▶ **What you should do**
Gather all lines containing the string "Connections" and copy them out.

(Collected data entries)
## START
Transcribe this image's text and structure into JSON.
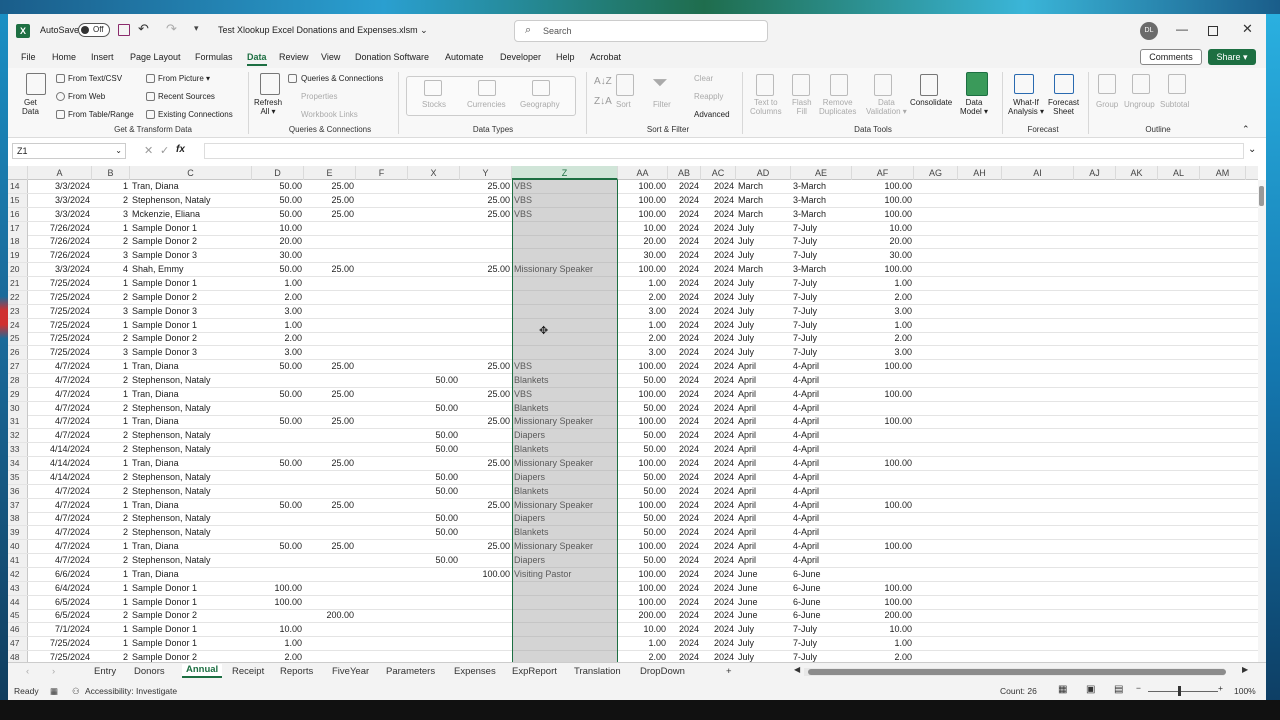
{
  "titlebar": {
    "autosave_label": "AutoSave",
    "autosave_state": "Off",
    "doc_title": "Test Xlookup Excel Donations and Expenses.xlsm ⌄",
    "search_placeholder": "Search",
    "avatar_initials": "DL"
  },
  "menu": {
    "items": [
      "File",
      "Home",
      "Insert",
      "Page Layout",
      "Formulas",
      "Data",
      "Review",
      "View",
      "Donation Software",
      "Automate",
      "Developer",
      "Help",
      "Acrobat"
    ],
    "active": "Data",
    "comments": "Comments",
    "share": "Share ▾"
  },
  "ribbon": {
    "get_data": "Get\nData",
    "from_text_csv": "From Text/CSV",
    "from_web": "From Web",
    "from_table_range": "From Table/Range",
    "from_picture": "From Picture ▾",
    "recent_sources": "Recent Sources",
    "existing_connections": "Existing Connections",
    "group_get_transform": "Get & Transform Data",
    "refresh_all": "Refresh\nAll ▾",
    "queries_connections": "Queries & Connections",
    "properties": "Properties",
    "workbook_links": "Workbook Links",
    "group_queries": "Queries & Connections",
    "stocks": "Stocks",
    "currencies": "Currencies",
    "geography": "Geography",
    "group_data_types": "Data Types",
    "sort": "Sort",
    "filter": "Filter",
    "clear": "Clear",
    "reapply": "Reapply",
    "advanced": "Advanced",
    "group_sort_filter": "Sort & Filter",
    "text_to_columns": "Text to\nColumns",
    "flash_fill": "Flash\nFill",
    "remove_duplicates": "Remove\nDuplicates",
    "data_validation": "Data\nValidation ▾",
    "consolidate": "Consolidate",
    "data_model": "Data\nModel ▾",
    "group_data_tools": "Data Tools",
    "what_if": "What-If\nAnalysis ▾",
    "forecast_sheet": "Forecast\nSheet",
    "group_forecast": "Forecast",
    "group_btn": "Group",
    "ungroup": "Ungroup",
    "subtotal": "Subtotal",
    "group_outline": "Outline"
  },
  "formula": {
    "name_box": "Z1",
    "fx": "fx",
    "content": ""
  },
  "grid": {
    "columns": [
      "A",
      "B",
      "C",
      "D",
      "E",
      "F",
      "X",
      "Y",
      "Z",
      "AA",
      "AB",
      "AC",
      "AD",
      "AE",
      "AF",
      "AG",
      "AH",
      "AI",
      "AJ",
      "AK",
      "AL",
      "AM"
    ],
    "selected_column": "Z",
    "rows": [
      {
        "n": "14",
        "A": "3/3/2024",
        "B": "1",
        "C": "Tran, Diana",
        "D": "50.00",
        "E": "25.00",
        "X": "",
        "Y": "25.00",
        "Z": "VBS",
        "AA": "100.00",
        "AB": "2024",
        "AC": "2024",
        "AD": "March",
        "AE": "3-March",
        "AF": "100.00"
      },
      {
        "n": "15",
        "A": "3/3/2024",
        "B": "2",
        "C": "Stephenson, Nataly",
        "D": "50.00",
        "E": "25.00",
        "X": "",
        "Y": "25.00",
        "Z": "VBS",
        "AA": "100.00",
        "AB": "2024",
        "AC": "2024",
        "AD": "March",
        "AE": "3-March",
        "AF": "100.00"
      },
      {
        "n": "16",
        "A": "3/3/2024",
        "B": "3",
        "C": "Mckenzie, Eliana",
        "D": "50.00",
        "E": "25.00",
        "X": "",
        "Y": "25.00",
        "Z": "VBS",
        "AA": "100.00",
        "AB": "2024",
        "AC": "2024",
        "AD": "March",
        "AE": "3-March",
        "AF": "100.00"
      },
      {
        "n": "17",
        "A": "7/26/2024",
        "B": "1",
        "C": "Sample Donor 1",
        "D": "10.00",
        "E": "",
        "X": "",
        "Y": "",
        "Z": "",
        "AA": "10.00",
        "AB": "2024",
        "AC": "2024",
        "AD": "July",
        "AE": "7-July",
        "AF": "10.00"
      },
      {
        "n": "18",
        "A": "7/26/2024",
        "B": "2",
        "C": "Sample Donor 2",
        "D": "20.00",
        "E": "",
        "X": "",
        "Y": "",
        "Z": "",
        "AA": "20.00",
        "AB": "2024",
        "AC": "2024",
        "AD": "July",
        "AE": "7-July",
        "AF": "20.00"
      },
      {
        "n": "19",
        "A": "7/26/2024",
        "B": "3",
        "C": "Sample Donor 3",
        "D": "30.00",
        "E": "",
        "X": "",
        "Y": "",
        "Z": "",
        "AA": "30.00",
        "AB": "2024",
        "AC": "2024",
        "AD": "July",
        "AE": "7-July",
        "AF": "30.00"
      },
      {
        "n": "20",
        "A": "3/3/2024",
        "B": "4",
        "C": "Shah, Emmy",
        "D": "50.00",
        "E": "25.00",
        "X": "",
        "Y": "25.00",
        "Z": "Missionary Speaker",
        "AA": "100.00",
        "AB": "2024",
        "AC": "2024",
        "AD": "March",
        "AE": "3-March",
        "AF": "100.00"
      },
      {
        "n": "21",
        "A": "7/25/2024",
        "B": "1",
        "C": "Sample Donor 1",
        "D": "1.00",
        "E": "",
        "X": "",
        "Y": "",
        "Z": "",
        "AA": "1.00",
        "AB": "2024",
        "AC": "2024",
        "AD": "July",
        "AE": "7-July",
        "AF": "1.00"
      },
      {
        "n": "22",
        "A": "7/25/2024",
        "B": "2",
        "C": "Sample Donor 2",
        "D": "2.00",
        "E": "",
        "X": "",
        "Y": "",
        "Z": "",
        "AA": "2.00",
        "AB": "2024",
        "AC": "2024",
        "AD": "July",
        "AE": "7-July",
        "AF": "2.00"
      },
      {
        "n": "23",
        "A": "7/25/2024",
        "B": "3",
        "C": "Sample Donor 3",
        "D": "3.00",
        "E": "",
        "X": "",
        "Y": "",
        "Z": "",
        "AA": "3.00",
        "AB": "2024",
        "AC": "2024",
        "AD": "July",
        "AE": "7-July",
        "AF": "3.00"
      },
      {
        "n": "24",
        "A": "7/25/2024",
        "B": "1",
        "C": "Sample Donor 1",
        "D": "1.00",
        "E": "",
        "X": "",
        "Y": "",
        "Z": "",
        "AA": "1.00",
        "AB": "2024",
        "AC": "2024",
        "AD": "July",
        "AE": "7-July",
        "AF": "1.00"
      },
      {
        "n": "25",
        "A": "7/25/2024",
        "B": "2",
        "C": "Sample Donor 2",
        "D": "2.00",
        "E": "",
        "X": "",
        "Y": "",
        "Z": "",
        "AA": "2.00",
        "AB": "2024",
        "AC": "2024",
        "AD": "July",
        "AE": "7-July",
        "AF": "2.00"
      },
      {
        "n": "26",
        "A": "7/25/2024",
        "B": "3",
        "C": "Sample Donor 3",
        "D": "3.00",
        "E": "",
        "X": "",
        "Y": "",
        "Z": "",
        "AA": "3.00",
        "AB": "2024",
        "AC": "2024",
        "AD": "July",
        "AE": "7-July",
        "AF": "3.00"
      },
      {
        "n": "27",
        "A": "4/7/2024",
        "B": "1",
        "C": "Tran, Diana",
        "D": "50.00",
        "E": "25.00",
        "X": "",
        "Y": "25.00",
        "Z": "VBS",
        "AA": "100.00",
        "AB": "2024",
        "AC": "2024",
        "AD": "April",
        "AE": "4-April",
        "AF": "100.00"
      },
      {
        "n": "28",
        "A": "4/7/2024",
        "B": "2",
        "C": "Stephenson, Nataly",
        "D": "",
        "E": "",
        "X": "50.00",
        "Y": "",
        "Z": "Blankets",
        "AA": "50.00",
        "AB": "2024",
        "AC": "2024",
        "AD": "April",
        "AE": "4-April",
        "AF": ""
      },
      {
        "n": "29",
        "A": "4/7/2024",
        "B": "1",
        "C": "Tran, Diana",
        "D": "50.00",
        "E": "25.00",
        "X": "",
        "Y": "25.00",
        "Z": "VBS",
        "AA": "100.00",
        "AB": "2024",
        "AC": "2024",
        "AD": "April",
        "AE": "4-April",
        "AF": "100.00"
      },
      {
        "n": "30",
        "A": "4/7/2024",
        "B": "2",
        "C": "Stephenson, Nataly",
        "D": "",
        "E": "",
        "X": "50.00",
        "Y": "",
        "Z": "Blankets",
        "AA": "50.00",
        "AB": "2024",
        "AC": "2024",
        "AD": "April",
        "AE": "4-April",
        "AF": ""
      },
      {
        "n": "31",
        "A": "4/7/2024",
        "B": "1",
        "C": "Tran, Diana",
        "D": "50.00",
        "E": "25.00",
        "X": "",
        "Y": "25.00",
        "Z": "Missionary Speaker",
        "AA": "100.00",
        "AB": "2024",
        "AC": "2024",
        "AD": "April",
        "AE": "4-April",
        "AF": "100.00"
      },
      {
        "n": "32",
        "A": "4/7/2024",
        "B": "2",
        "C": "Stephenson, Nataly",
        "D": "",
        "E": "",
        "X": "50.00",
        "Y": "",
        "Z": "Diapers",
        "AA": "50.00",
        "AB": "2024",
        "AC": "2024",
        "AD": "April",
        "AE": "4-April",
        "AF": ""
      },
      {
        "n": "33",
        "A": "4/14/2024",
        "B": "2",
        "C": "Stephenson, Nataly",
        "D": "",
        "E": "",
        "X": "50.00",
        "Y": "",
        "Z": "Blankets",
        "AA": "50.00",
        "AB": "2024",
        "AC": "2024",
        "AD": "April",
        "AE": "4-April",
        "AF": ""
      },
      {
        "n": "34",
        "A": "4/14/2024",
        "B": "1",
        "C": "Tran, Diana",
        "D": "50.00",
        "E": "25.00",
        "X": "",
        "Y": "25.00",
        "Z": "Missionary Speaker",
        "AA": "100.00",
        "AB": "2024",
        "AC": "2024",
        "AD": "April",
        "AE": "4-April",
        "AF": "100.00"
      },
      {
        "n": "35",
        "A": "4/14/2024",
        "B": "2",
        "C": "Stephenson, Nataly",
        "D": "",
        "E": "",
        "X": "50.00",
        "Y": "",
        "Z": "Diapers",
        "AA": "50.00",
        "AB": "2024",
        "AC": "2024",
        "AD": "April",
        "AE": "4-April",
        "AF": ""
      },
      {
        "n": "36",
        "A": "4/7/2024",
        "B": "2",
        "C": "Stephenson, Nataly",
        "D": "",
        "E": "",
        "X": "50.00",
        "Y": "",
        "Z": "Blankets",
        "AA": "50.00",
        "AB": "2024",
        "AC": "2024",
        "AD": "April",
        "AE": "4-April",
        "AF": ""
      },
      {
        "n": "37",
        "A": "4/7/2024",
        "B": "1",
        "C": "Tran, Diana",
        "D": "50.00",
        "E": "25.00",
        "X": "",
        "Y": "25.00",
        "Z": "Missionary Speaker",
        "AA": "100.00",
        "AB": "2024",
        "AC": "2024",
        "AD": "April",
        "AE": "4-April",
        "AF": "100.00"
      },
      {
        "n": "38",
        "A": "4/7/2024",
        "B": "2",
        "C": "Stephenson, Nataly",
        "D": "",
        "E": "",
        "X": "50.00",
        "Y": "",
        "Z": "Diapers",
        "AA": "50.00",
        "AB": "2024",
        "AC": "2024",
        "AD": "April",
        "AE": "4-April",
        "AF": ""
      },
      {
        "n": "39",
        "A": "4/7/2024",
        "B": "2",
        "C": "Stephenson, Nataly",
        "D": "",
        "E": "",
        "X": "50.00",
        "Y": "",
        "Z": "Blankets",
        "AA": "50.00",
        "AB": "2024",
        "AC": "2024",
        "AD": "April",
        "AE": "4-April",
        "AF": ""
      },
      {
        "n": "40",
        "A": "4/7/2024",
        "B": "1",
        "C": "Tran, Diana",
        "D": "50.00",
        "E": "25.00",
        "X": "",
        "Y": "25.00",
        "Z": "Missionary Speaker",
        "AA": "100.00",
        "AB": "2024",
        "AC": "2024",
        "AD": "April",
        "AE": "4-April",
        "AF": "100.00"
      },
      {
        "n": "41",
        "A": "4/7/2024",
        "B": "2",
        "C": "Stephenson, Nataly",
        "D": "",
        "E": "",
        "X": "50.00",
        "Y": "",
        "Z": "Diapers",
        "AA": "50.00",
        "AB": "2024",
        "AC": "2024",
        "AD": "April",
        "AE": "4-April",
        "AF": ""
      },
      {
        "n": "42",
        "A": "6/6/2024",
        "B": "1",
        "C": "Tran, Diana",
        "D": "",
        "E": "",
        "X": "",
        "Y": "100.00",
        "Z": "Visiting Pastor",
        "AA": "100.00",
        "AB": "2024",
        "AC": "2024",
        "AD": "June",
        "AE": "6-June",
        "AF": ""
      },
      {
        "n": "43",
        "A": "6/4/2024",
        "B": "1",
        "C": "Sample Donor 1",
        "D": "100.00",
        "E": "",
        "X": "",
        "Y": "",
        "Z": "",
        "AA": "100.00",
        "AB": "2024",
        "AC": "2024",
        "AD": "June",
        "AE": "6-June",
        "AF": "100.00"
      },
      {
        "n": "44",
        "A": "6/5/2024",
        "B": "1",
        "C": "Sample Donor 1",
        "D": "100.00",
        "E": "",
        "X": "",
        "Y": "",
        "Z": "",
        "AA": "100.00",
        "AB": "2024",
        "AC": "2024",
        "AD": "June",
        "AE": "6-June",
        "AF": "100.00"
      },
      {
        "n": "45",
        "A": "6/5/2024",
        "B": "2",
        "C": "Sample Donor 2",
        "D": "",
        "E": "200.00",
        "X": "",
        "Y": "",
        "Z": "",
        "AA": "200.00",
        "AB": "2024",
        "AC": "2024",
        "AD": "June",
        "AE": "6-June",
        "AF": "200.00"
      },
      {
        "n": "46",
        "A": "7/1/2024",
        "B": "1",
        "C": "Sample Donor 1",
        "D": "10.00",
        "E": "",
        "X": "",
        "Y": "",
        "Z": "",
        "AA": "10.00",
        "AB": "2024",
        "AC": "2024",
        "AD": "July",
        "AE": "7-July",
        "AF": "10.00"
      },
      {
        "n": "47",
        "A": "7/25/2024",
        "B": "1",
        "C": "Sample Donor 1",
        "D": "1.00",
        "E": "",
        "X": "",
        "Y": "",
        "Z": "",
        "AA": "1.00",
        "AB": "2024",
        "AC": "2024",
        "AD": "July",
        "AE": "7-July",
        "AF": "1.00"
      },
      {
        "n": "48",
        "A": "7/25/2024",
        "B": "2",
        "C": "Sample Donor 2",
        "D": "2.00",
        "E": "",
        "X": "",
        "Y": "",
        "Z": "",
        "AA": "2.00",
        "AB": "2024",
        "AC": "2024",
        "AD": "July",
        "AE": "7-July",
        "AF": "2.00"
      }
    ]
  },
  "tabs": {
    "items": [
      "Entry",
      "Donors",
      "Annual",
      "Receipt",
      "Reports",
      "FiveYear",
      "Parameters",
      "Expenses",
      "ExpReport",
      "Translation",
      "DropDown"
    ],
    "active": "Annual",
    "add": "+"
  },
  "status": {
    "ready": "Ready",
    "accessibility": "Accessibility: Investigate",
    "count": "Count: 26",
    "zoom": "100%"
  },
  "colors": {
    "accent": "#1d6f42",
    "selection_fill": "#a0a0a0"
  }
}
## END
▶ **Finished answer**
    "existing_connections": "Existing Connections",
    "queries_connections": "Queries & Connections",
    "group_queries": "Queries & Connections",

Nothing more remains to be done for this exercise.